Begin RECORDS SUPPLIED

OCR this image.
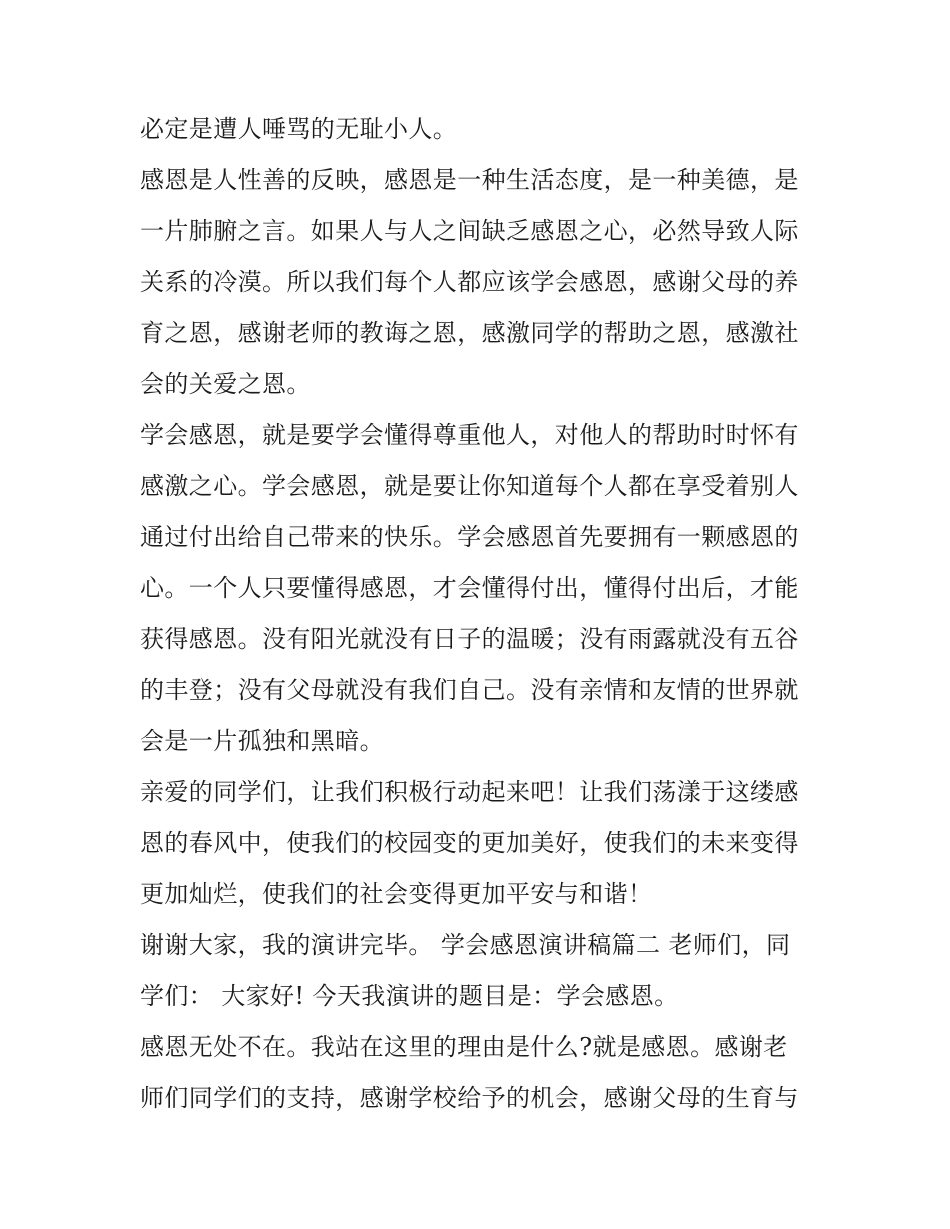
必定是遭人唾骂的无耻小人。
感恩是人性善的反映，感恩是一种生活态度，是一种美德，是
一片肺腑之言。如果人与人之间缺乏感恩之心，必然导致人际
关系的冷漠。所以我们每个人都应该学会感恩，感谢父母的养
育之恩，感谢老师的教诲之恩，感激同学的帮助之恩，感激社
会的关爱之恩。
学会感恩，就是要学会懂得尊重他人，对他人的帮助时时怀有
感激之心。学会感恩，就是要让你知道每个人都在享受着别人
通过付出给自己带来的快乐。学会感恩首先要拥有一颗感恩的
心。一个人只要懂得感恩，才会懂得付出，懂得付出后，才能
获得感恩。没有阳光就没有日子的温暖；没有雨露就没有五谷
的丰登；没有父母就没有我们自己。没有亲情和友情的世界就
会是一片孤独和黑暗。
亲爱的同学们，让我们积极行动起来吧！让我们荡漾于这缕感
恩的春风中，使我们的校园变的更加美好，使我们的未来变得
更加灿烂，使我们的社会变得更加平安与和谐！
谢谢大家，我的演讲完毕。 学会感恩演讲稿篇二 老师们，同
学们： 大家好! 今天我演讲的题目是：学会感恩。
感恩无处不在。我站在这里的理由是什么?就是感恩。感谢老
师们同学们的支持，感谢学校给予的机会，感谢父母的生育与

End RECORDS SUPPLIED
Begin RECORDS SUPPLIED

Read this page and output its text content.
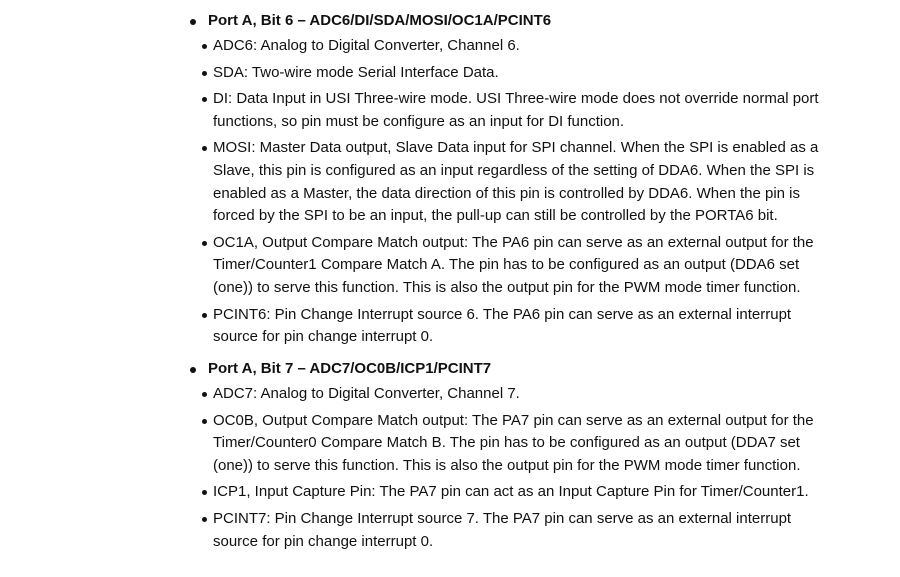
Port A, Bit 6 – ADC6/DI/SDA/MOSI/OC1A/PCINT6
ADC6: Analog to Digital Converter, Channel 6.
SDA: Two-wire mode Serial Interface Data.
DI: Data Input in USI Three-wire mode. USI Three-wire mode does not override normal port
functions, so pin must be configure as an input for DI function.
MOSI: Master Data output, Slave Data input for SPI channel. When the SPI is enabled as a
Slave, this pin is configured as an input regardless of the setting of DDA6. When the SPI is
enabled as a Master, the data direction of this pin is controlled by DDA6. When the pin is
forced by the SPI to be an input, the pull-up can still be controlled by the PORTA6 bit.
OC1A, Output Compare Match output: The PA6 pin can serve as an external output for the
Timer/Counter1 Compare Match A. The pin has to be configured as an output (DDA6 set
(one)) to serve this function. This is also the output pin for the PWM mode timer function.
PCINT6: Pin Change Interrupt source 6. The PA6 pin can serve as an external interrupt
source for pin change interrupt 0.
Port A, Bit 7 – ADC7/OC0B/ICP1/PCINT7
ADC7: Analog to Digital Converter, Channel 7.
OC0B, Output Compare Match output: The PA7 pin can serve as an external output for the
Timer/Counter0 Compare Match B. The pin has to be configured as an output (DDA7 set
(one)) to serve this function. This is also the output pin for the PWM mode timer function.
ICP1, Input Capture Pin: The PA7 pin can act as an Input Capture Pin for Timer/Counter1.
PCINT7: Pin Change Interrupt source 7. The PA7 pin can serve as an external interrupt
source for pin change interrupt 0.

End RECORDS SUPPLIED

DO THIS – Show every line of the listing in which the string "Analog" can be found.

COMPLETE OUTPUT –
ADC6: Analog to Digital Converter, Channel 6.
ADC7: Analog to Digital Converter, Channel 7.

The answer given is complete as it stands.